Job: Your task is to repeat all of the data exactly while excluding the pictures.

(Collected data entries)
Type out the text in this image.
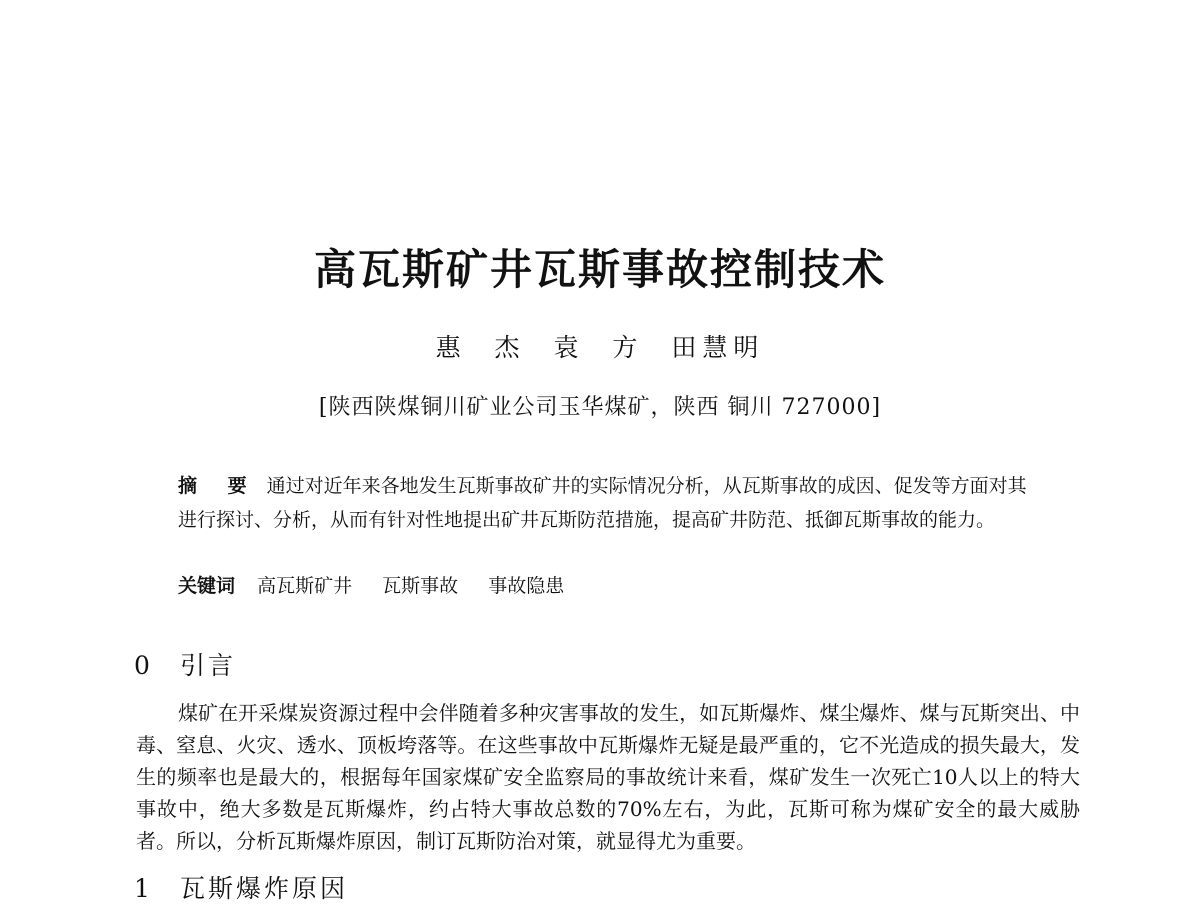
高瓦斯矿井瓦斯事故控制技术
惠 杰 袁 方 田慧明
[陕西陕煤铜川矿业公司玉华煤矿，陕西 铜川 727000]

摘 要 通过对近年来各地发生瓦斯事故矿井的实际情况分析，从瓦斯事故的成因、促发等方面对其进行探讨、分析，从而有针对性地提出矿井瓦斯防范措施，提高矿井防范、抵御瓦斯事故的能力。

关键词 高瓦斯矿井 瓦斯事故 事故隐患
0 引言

煤矿在开采煤炭资源过程中会伴随着多种灾害事故的发生，如瓦斯爆炸、煤尘爆炸、煤与瓦斯突出、中毒、窒息、火灾、透水、顶板垮落等。在这些事故中瓦斯爆炸无疑是最严重的，它不光造成的损失最大，发生的频率也是最大的，根据每年国家煤矿安全监察局的事故统计来看，煤矿发生一次死亡10人以上的特大事故中，绝大多数是瓦斯爆炸，约占特大事故总数的70%左右，为此，瓦斯可称为煤矿安全的最大威胁者。所以，分析瓦斯爆炸原因，制订瓦斯防治对策，就显得尤为重要。

1 瓦斯爆炸原因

Result of this exercise:
Type out the text in this image.
高瓦斯矿井瓦斯事故控制技术
惠 杰 袁 方 田慧明
[陕西陕煤铜川矿业公司玉华煤矿，陕西 铜川 727000]

摘 要 通过对近年来各地发生瓦斯事故矿井的实际情况分析，从瓦斯事故的成因、促发等方面对其进行探讨、分析，从而有针对性地提出矿井瓦斯防范措施，提高矿井防范、抵御瓦斯事故的能力。

关键词 高瓦斯矿井 瓦斯事故 事故隐患
0 引言

煤矿在开采煤炭资源过程中会伴随着多种灾害事故的发生，如瓦斯爆炸、煤尘爆炸、煤与瓦斯突出、中毒、窒息、火灾、透水、顶板垮落等。在这些事故中瓦斯爆炸无疑是最严重的，它不光造成的损失最大，发生的频率也是最大的，根据每年国家煤矿安全监察局的事故统计来看，煤矿发生一次死亡10人以上的特大事故中，绝大多数是瓦斯爆炸，约占特大事故总数的70%左右，为此，瓦斯可称为煤矿安全的最大威胁者。所以，分析瓦斯爆炸原因，制订瓦斯防治对策，就显得尤为重要。

1 瓦斯爆炸原因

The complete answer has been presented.